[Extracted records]
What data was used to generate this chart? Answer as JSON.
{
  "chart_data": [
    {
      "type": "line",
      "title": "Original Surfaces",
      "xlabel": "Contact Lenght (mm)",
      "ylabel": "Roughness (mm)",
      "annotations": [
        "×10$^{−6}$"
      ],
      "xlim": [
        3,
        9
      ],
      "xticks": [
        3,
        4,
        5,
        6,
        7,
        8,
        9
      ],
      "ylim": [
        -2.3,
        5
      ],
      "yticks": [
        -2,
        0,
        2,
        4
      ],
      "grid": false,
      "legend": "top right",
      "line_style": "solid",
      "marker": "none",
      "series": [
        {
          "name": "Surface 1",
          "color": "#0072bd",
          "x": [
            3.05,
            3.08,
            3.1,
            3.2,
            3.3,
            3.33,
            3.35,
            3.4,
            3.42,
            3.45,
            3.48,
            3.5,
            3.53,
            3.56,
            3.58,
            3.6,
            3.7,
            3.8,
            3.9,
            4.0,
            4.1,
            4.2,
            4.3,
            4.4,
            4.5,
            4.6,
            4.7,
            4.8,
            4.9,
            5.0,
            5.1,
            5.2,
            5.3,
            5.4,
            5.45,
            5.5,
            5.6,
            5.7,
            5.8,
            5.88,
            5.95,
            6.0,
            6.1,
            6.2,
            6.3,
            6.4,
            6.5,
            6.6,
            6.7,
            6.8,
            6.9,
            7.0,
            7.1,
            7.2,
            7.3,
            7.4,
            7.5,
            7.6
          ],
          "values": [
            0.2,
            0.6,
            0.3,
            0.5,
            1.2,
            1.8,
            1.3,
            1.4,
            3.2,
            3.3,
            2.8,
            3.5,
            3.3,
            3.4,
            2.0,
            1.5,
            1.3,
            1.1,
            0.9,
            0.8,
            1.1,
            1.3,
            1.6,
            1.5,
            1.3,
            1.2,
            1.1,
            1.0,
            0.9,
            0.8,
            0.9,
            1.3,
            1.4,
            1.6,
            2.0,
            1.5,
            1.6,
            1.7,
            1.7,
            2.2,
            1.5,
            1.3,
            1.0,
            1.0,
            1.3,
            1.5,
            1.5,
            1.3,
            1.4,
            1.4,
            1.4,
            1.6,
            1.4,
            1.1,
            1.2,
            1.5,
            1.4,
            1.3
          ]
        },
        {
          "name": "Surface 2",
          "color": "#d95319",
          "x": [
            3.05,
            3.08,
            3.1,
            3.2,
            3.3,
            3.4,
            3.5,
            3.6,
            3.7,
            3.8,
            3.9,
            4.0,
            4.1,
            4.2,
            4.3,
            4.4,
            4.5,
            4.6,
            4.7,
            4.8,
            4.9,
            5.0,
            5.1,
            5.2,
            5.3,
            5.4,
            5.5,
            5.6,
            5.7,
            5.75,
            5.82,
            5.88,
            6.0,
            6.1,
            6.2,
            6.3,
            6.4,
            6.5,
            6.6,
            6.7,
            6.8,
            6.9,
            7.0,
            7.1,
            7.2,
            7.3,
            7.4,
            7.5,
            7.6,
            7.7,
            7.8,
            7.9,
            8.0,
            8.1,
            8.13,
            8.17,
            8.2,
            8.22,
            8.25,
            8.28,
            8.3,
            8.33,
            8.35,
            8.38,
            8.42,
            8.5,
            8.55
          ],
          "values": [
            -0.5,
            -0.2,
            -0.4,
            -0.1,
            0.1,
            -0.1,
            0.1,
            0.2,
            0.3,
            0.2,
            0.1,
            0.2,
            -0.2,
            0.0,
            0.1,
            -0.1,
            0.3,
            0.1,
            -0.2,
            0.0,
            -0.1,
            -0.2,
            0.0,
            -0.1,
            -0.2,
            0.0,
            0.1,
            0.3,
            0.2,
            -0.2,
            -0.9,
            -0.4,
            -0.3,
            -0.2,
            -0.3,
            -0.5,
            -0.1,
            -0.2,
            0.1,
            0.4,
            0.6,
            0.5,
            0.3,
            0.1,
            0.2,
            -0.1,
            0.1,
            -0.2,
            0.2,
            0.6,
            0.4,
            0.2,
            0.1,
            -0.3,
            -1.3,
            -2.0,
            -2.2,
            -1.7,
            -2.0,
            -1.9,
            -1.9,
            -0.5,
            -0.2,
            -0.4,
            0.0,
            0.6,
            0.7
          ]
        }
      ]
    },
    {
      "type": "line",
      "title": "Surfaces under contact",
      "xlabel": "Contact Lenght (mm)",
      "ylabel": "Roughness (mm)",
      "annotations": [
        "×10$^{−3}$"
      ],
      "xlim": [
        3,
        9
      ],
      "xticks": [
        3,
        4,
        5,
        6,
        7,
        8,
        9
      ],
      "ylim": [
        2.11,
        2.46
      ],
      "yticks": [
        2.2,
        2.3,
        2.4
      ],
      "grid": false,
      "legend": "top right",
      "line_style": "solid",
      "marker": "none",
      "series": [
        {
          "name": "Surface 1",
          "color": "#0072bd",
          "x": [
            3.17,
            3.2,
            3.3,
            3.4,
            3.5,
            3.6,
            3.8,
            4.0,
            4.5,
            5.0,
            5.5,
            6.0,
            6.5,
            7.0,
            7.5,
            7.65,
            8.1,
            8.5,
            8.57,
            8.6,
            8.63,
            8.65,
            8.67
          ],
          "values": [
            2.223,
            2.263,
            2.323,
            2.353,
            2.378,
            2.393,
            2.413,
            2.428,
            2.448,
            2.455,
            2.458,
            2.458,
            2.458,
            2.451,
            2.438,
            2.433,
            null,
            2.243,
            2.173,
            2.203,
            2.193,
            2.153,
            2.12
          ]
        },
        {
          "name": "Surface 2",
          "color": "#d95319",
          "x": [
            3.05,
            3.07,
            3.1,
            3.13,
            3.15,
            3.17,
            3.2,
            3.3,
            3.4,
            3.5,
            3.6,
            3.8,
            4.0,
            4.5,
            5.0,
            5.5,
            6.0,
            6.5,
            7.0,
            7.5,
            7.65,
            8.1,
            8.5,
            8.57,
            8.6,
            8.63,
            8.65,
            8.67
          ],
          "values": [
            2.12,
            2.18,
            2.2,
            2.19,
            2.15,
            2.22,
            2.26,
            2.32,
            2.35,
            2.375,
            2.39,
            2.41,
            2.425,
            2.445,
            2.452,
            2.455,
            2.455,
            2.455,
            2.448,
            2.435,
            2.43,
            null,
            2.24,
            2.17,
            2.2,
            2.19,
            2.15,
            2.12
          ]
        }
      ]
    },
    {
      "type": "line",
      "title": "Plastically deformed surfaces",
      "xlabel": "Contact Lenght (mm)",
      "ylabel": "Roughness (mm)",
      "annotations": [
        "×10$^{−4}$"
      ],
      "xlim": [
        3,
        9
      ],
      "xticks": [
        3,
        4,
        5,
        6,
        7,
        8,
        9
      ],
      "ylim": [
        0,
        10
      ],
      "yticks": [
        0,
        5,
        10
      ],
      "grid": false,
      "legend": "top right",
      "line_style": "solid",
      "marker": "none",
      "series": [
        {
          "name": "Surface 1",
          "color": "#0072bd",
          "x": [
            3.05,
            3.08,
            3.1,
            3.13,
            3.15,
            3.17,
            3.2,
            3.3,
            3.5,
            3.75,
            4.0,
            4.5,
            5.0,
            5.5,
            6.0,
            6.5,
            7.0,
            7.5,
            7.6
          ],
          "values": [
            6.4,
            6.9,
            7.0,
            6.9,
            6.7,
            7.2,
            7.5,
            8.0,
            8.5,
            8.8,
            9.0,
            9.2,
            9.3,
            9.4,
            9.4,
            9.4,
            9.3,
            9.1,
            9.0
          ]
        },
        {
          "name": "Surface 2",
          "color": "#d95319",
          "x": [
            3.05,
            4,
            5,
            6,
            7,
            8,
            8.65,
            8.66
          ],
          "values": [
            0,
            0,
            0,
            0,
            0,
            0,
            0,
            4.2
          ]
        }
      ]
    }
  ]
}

* _Aim_
Gather from the entries above all lines that include the string "title".

* _Problem solution_
      "title": "Original Surfaces",
      "title": "Surfaces under contact",
      "title": "Plastically deformed surfaces",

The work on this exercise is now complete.